- DESCRIPTION OF THE TASK: Entries follow. Set all of them down as they stand.

Figure contents as structured data
┄┄┄┄┄┄
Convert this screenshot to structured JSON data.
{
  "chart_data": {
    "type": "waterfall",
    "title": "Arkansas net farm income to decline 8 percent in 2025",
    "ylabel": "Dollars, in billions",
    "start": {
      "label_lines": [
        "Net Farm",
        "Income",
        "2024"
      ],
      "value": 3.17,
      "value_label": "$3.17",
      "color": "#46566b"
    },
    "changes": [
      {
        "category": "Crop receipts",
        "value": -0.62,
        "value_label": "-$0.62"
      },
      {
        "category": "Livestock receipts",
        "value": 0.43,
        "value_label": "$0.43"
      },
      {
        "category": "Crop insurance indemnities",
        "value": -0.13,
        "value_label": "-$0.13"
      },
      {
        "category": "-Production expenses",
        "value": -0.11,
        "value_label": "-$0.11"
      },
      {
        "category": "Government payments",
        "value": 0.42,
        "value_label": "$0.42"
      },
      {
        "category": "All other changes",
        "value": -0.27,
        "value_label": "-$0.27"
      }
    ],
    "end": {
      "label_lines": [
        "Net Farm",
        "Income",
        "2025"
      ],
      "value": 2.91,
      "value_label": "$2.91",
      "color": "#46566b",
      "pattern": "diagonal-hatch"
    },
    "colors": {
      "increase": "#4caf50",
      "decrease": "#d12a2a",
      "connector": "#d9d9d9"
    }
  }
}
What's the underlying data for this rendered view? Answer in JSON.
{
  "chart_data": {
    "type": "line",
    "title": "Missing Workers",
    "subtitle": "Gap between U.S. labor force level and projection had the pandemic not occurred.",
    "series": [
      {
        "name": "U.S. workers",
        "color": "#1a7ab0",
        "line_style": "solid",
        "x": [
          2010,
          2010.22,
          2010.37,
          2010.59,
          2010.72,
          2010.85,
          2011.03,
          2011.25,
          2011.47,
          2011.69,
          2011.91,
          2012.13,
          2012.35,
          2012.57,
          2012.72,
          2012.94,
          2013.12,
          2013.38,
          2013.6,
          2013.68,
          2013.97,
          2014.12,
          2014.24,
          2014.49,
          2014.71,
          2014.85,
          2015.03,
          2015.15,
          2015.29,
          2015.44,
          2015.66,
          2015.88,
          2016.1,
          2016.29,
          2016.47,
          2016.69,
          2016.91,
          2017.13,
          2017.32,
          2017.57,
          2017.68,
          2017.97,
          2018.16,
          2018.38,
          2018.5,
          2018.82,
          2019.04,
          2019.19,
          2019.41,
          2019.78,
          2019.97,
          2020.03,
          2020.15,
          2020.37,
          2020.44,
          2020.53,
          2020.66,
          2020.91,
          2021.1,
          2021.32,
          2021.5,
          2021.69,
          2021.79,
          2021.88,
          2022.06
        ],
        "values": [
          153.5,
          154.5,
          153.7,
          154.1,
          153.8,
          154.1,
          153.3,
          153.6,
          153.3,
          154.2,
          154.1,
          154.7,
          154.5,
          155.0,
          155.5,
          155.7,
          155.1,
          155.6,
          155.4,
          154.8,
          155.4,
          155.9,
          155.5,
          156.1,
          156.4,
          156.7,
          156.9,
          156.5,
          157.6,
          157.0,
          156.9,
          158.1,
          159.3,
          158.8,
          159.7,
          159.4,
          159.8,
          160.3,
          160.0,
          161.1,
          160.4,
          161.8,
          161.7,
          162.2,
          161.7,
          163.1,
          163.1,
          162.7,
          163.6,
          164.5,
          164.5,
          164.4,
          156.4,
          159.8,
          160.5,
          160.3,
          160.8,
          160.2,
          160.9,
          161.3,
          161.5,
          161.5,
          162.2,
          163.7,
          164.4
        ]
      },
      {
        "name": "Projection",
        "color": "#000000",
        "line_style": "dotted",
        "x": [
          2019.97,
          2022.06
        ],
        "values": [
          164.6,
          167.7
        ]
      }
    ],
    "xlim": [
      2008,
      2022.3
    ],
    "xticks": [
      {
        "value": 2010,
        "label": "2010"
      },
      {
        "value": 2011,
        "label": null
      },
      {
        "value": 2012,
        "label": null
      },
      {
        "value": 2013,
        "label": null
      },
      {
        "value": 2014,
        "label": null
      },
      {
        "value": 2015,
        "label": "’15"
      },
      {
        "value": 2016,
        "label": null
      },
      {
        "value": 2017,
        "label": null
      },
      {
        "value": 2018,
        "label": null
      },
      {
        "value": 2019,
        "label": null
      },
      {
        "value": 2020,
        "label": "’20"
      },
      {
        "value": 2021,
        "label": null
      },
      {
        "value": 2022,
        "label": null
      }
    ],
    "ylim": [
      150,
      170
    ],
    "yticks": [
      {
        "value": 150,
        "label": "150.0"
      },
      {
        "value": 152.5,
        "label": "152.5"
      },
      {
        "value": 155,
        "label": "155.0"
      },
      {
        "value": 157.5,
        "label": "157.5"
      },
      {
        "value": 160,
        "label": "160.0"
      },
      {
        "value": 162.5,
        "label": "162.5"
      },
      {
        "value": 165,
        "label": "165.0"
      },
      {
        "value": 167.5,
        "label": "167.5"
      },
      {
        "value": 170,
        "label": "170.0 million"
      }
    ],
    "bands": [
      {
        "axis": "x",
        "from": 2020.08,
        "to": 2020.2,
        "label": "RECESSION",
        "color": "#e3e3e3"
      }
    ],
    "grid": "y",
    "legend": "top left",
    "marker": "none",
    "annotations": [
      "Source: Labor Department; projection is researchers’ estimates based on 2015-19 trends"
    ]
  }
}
┄┄┄┄┄┄
- EXERCISE OUTPUT:
Convert this screenshot to structured JSON data.
{
  "chart_data": {
    "type": "waterfall",
    "title": "Arkansas net farm income to decline 8 percent in 2025",
    "ylabel": "Dollars, in billions",
    "start": {
      "label_lines": [
        "Net Farm",
        "Income",
        "2024"
      ],
      "value": 3.17,
      "value_label": "$3.17",
      "color": "#46566b"
    },
    "changes": [
      {
        "category": "Crop receipts",
        "value": -0.62,
        "value_label": "-$0.62"
      },
      {
        "category": "Livestock receipts",
        "value": 0.43,
        "value_label": "$0.43"
      },
      {
        "category": "Crop insurance indemnities",
        "value": -0.13,
        "value_label": "-$0.13"
      },
      {
        "category": "-Production expenses",
        "value": -0.11,
        "value_label": "-$0.11"
      },
      {
        "category": "Government payments",
        "value": 0.42,
        "value_label": "$0.42"
      },
      {
        "category": "All other changes",
        "value": -0.27,
        "value_label": "-$0.27"
      }
    ],
    "end": {
      "label_lines": [
        "Net Farm",
        "Income",
        "2025"
      ],
      "value": 2.91,
      "value_label": "$2.91",
      "color": "#46566b",
      "pattern": "diagonal-hatch"
    },
    "colors": {
      "increase": "#4caf50",
      "decrease": "#d12a2a",
      "connector": "#d9d9d9"
    }
  }
}
What's the underlying data for this rendered view? Answer in JSON.
{
  "chart_data": {
    "type": "line",
    "title": "Missing Workers",
    "subtitle": "Gap between U.S. labor force level and projection had the pandemic not occurred.",
    "series": [
      {
        "name": "U.S. workers",
        "color": "#1a7ab0",
        "line_style": "solid",
        "x": [
          2010,
          2010.22,
          2010.37,
          2010.59,
          2010.72,
          2010.85,
          2011.03,
          2011.25,
          2011.47,
          2011.69,
          2011.91,
          2012.13,
          2012.35,
          2012.57,
          2012.72,
          2012.94,
          2013.12,
          2013.38,
          2013.6,
          2013.68,
          2013.97,
          2014.12,
          2014.24,
          2014.49,
          2014.71,
          2014.85,
          2015.03,
          2015.15,
          2015.29,
          2015.44,
          2015.66,
          2015.88,
          2016.1,
          2016.29,
          2016.47,
          2016.69,
          2016.91,
          2017.13,
          2017.32,
          2017.57,
          2017.68,
          2017.97,
          2018.16,
          2018.38,
          2018.5,
          2018.82,
          2019.04,
          2019.19,
          2019.41,
          2019.78,
          2019.97,
          2020.03,
          2020.15,
          2020.37,
          2020.44,
          2020.53,
          2020.66,
          2020.91,
          2021.1,
          2021.32,
          2021.5,
          2021.69,
          2021.79,
          2021.88,
          2022.06
        ],
        "values": [
          153.5,
          154.5,
          153.7,
          154.1,
          153.8,
          154.1,
          153.3,
          153.6,
          153.3,
          154.2,
          154.1,
          154.7,
          154.5,
          155.0,
          155.5,
          155.7,
          155.1,
          155.6,
          155.4,
          154.8,
          155.4,
          155.9,
          155.5,
          156.1,
          156.4,
          156.7,
          156.9,
          156.5,
          157.6,
          157.0,
          156.9,
          158.1,
          159.3,
          158.8,
          159.7,
          159.4,
          159.8,
          160.3,
          160.0,
          161.1,
          160.4,
          161.8,
          161.7,
          162.2,
          161.7,
          163.1,
          163.1,
          162.7,
          163.6,
          164.5,
          164.5,
          164.4,
          156.4,
          159.8,
          160.5,
          160.3,
          160.8,
          160.2,
          160.9,
          161.3,
          161.5,
          161.5,
          162.2,
          163.7,
          164.4
        ]
      },
      {
        "name": "Projection",
        "color": "#000000",
        "line_style": "dotted",
        "x": [
          2019.97,
          2022.06
        ],
        "values": [
          164.6,
          167.7
        ]
      }
    ],
    "xlim": [
      2008,
      2022.3
    ],
    "xticks": [
      {
        "value": 2010,
        "label": "2010"
      },
      {
        "value": 2011,
        "label": null
      },
      {
        "value": 2012,
        "label": null
      },
      {
        "value": 2013,
        "label": null
      },
      {
        "value": 2014,
        "label": null
      },
      {
        "value": 2015,
        "label": "’15"
      },
      {
        "value": 2016,
        "label": null
      },
      {
        "value": 2017,
        "label": null
      },
      {
        "value": 2018,
        "label": null
      },
      {
        "value": 2019,
        "label": null
      },
      {
        "value": 2020,
        "label": "’20"
      },
      {
        "value": 2021,
        "label": null
      },
      {
        "value": 2022,
        "label": null
      }
    ],
    "ylim": [
      150,
      170
    ],
    "yticks": [
      {
        "value": 150,
        "label": "150.0"
      },
      {
        "value": 152.5,
        "label": "152.5"
      },
      {
        "value": 155,
        "label": "155.0"
      },
      {
        "value": 157.5,
        "label": "157.5"
      },
      {
        "value": 160,
        "label": "160.0"
      },
      {
        "value": 162.5,
        "label": "162.5"
      },
      {
        "value": 165,
        "label": "165.0"
      },
      {
        "value": 167.5,
        "label": "167.5"
      },
      {
        "value": 170,
        "label": "170.0 million"
      }
    ],
    "bands": [
      {
        "axis": "x",
        "from": 2020.08,
        "to": 2020.2,
        "label": "RECESSION",
        "color": "#e3e3e3"
      }
    ],
    "grid": "y",
    "legend": "top left",
    "marker": "none",
    "annotations": [
      "Source: Labor Department; projection is researchers’ estimates based on 2015-19 trends"
    ]
  }
}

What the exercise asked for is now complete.